(begin)
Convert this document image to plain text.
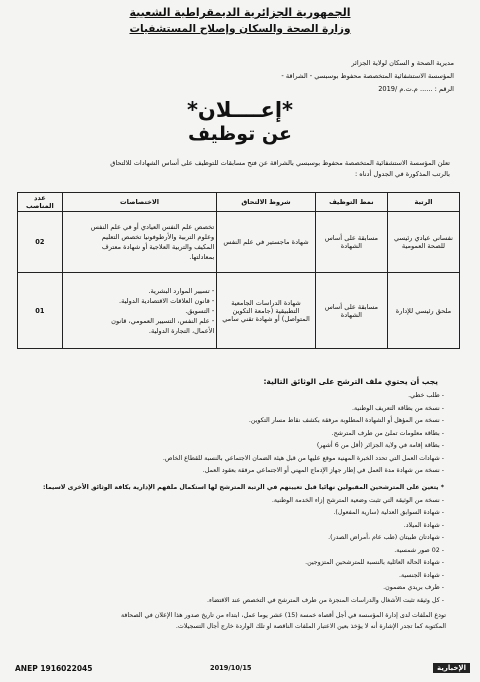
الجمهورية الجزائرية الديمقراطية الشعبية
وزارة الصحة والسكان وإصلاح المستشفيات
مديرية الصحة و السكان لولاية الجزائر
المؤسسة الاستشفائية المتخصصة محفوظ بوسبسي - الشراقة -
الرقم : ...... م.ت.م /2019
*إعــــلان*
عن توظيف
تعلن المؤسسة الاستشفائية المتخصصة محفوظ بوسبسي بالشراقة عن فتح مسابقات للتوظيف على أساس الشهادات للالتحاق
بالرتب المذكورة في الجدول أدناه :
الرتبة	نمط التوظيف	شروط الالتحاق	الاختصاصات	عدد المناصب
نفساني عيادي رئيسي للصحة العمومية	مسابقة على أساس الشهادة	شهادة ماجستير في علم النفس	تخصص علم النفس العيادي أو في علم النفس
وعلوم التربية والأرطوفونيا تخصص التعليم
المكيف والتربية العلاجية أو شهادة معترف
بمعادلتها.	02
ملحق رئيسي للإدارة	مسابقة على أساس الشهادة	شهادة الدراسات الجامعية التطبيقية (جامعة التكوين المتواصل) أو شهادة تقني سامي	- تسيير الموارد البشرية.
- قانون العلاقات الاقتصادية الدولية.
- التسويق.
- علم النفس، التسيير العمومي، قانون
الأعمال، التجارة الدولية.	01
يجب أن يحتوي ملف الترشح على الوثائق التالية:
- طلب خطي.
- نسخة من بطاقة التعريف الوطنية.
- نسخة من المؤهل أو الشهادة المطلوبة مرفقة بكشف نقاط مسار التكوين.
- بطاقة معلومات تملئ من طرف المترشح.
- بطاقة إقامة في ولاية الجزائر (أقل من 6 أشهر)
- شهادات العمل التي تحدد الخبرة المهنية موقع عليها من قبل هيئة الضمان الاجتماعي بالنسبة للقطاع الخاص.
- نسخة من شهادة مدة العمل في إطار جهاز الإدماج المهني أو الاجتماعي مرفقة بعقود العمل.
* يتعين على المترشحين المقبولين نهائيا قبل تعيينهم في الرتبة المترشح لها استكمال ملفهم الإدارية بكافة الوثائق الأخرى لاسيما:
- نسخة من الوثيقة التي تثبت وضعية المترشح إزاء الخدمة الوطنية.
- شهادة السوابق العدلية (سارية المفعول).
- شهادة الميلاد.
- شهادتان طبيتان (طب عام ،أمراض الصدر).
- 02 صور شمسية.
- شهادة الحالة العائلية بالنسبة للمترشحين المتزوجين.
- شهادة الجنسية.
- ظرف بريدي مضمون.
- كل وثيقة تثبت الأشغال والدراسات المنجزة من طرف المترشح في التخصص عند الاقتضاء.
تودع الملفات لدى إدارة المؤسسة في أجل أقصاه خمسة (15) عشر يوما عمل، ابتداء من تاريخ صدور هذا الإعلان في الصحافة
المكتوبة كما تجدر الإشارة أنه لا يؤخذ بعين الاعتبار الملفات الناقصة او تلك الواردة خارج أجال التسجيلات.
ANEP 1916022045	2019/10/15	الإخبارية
(end)
(begin)
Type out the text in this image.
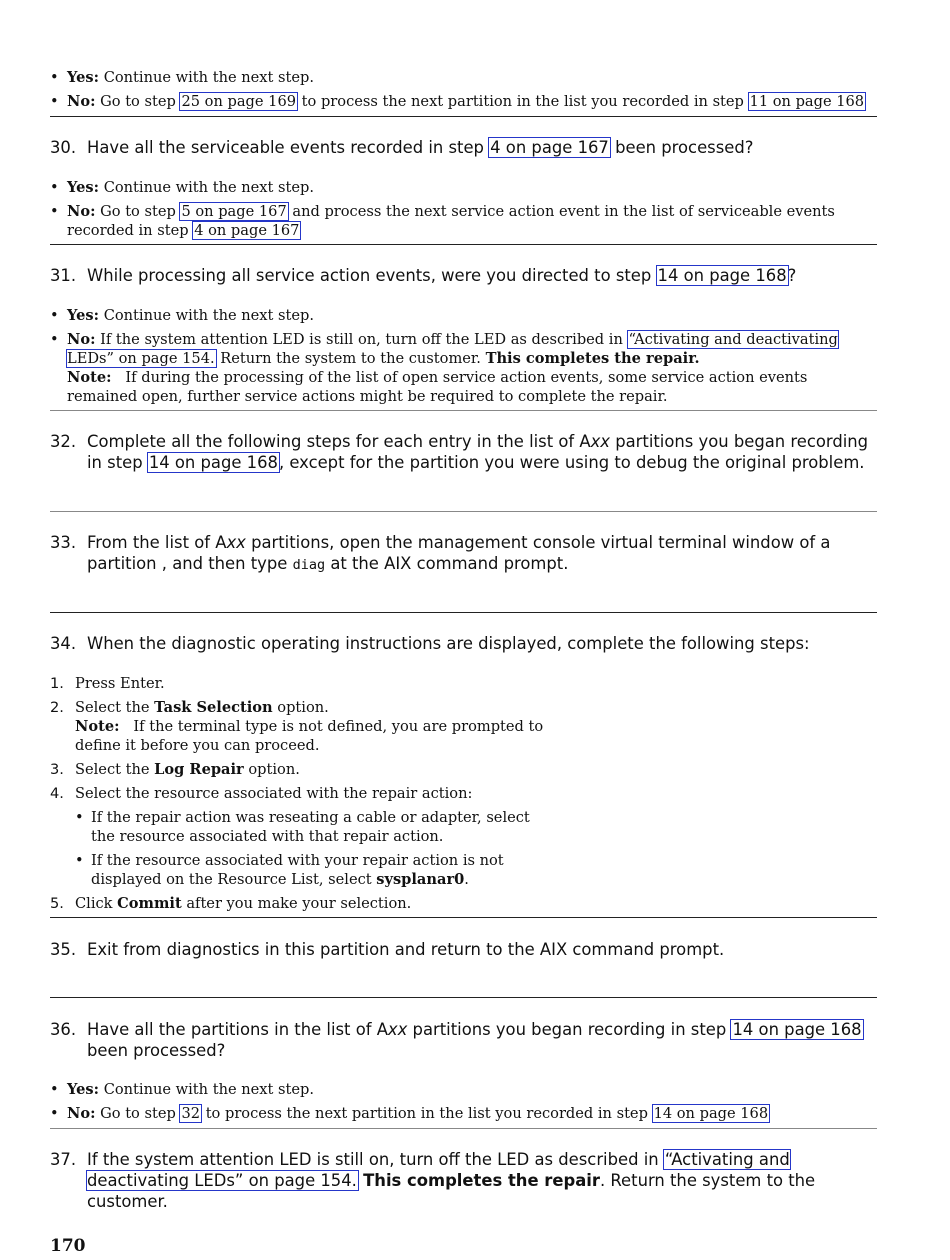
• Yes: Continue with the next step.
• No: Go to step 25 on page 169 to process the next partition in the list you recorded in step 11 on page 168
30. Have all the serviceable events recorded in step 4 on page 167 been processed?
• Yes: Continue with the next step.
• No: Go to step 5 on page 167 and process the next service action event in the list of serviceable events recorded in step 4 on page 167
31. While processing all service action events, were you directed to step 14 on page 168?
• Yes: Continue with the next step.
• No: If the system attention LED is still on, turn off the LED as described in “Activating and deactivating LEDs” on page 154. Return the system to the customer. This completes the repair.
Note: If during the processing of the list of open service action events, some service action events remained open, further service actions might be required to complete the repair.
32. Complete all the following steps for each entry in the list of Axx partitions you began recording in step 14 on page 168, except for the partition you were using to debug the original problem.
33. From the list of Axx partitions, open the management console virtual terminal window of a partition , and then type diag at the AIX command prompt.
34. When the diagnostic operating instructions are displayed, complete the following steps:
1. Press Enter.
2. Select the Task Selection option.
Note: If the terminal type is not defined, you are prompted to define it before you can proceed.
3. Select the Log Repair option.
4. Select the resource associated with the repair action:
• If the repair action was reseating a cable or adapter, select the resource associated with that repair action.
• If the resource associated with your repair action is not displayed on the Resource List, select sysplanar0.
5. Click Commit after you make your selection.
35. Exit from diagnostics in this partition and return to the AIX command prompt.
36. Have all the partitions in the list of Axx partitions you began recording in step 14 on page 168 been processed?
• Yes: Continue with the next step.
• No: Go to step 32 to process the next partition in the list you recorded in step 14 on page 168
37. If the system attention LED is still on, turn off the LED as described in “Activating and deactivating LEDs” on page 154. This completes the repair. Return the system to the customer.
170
(end)
_DIRECTION_
Pick out each line that holds the string "customer".

_FINISHED ANSWER_
• No: If the system attention LED is still on, turn off the LED as described in “Activating and deactivating LEDs” on page 154. Return the system to the customer. This completes the repair.
37. If the system attention LED is still on, turn off the LED as described in “Activating and deactivating LEDs” on page 154. This completes the repair. Return the system to the customer.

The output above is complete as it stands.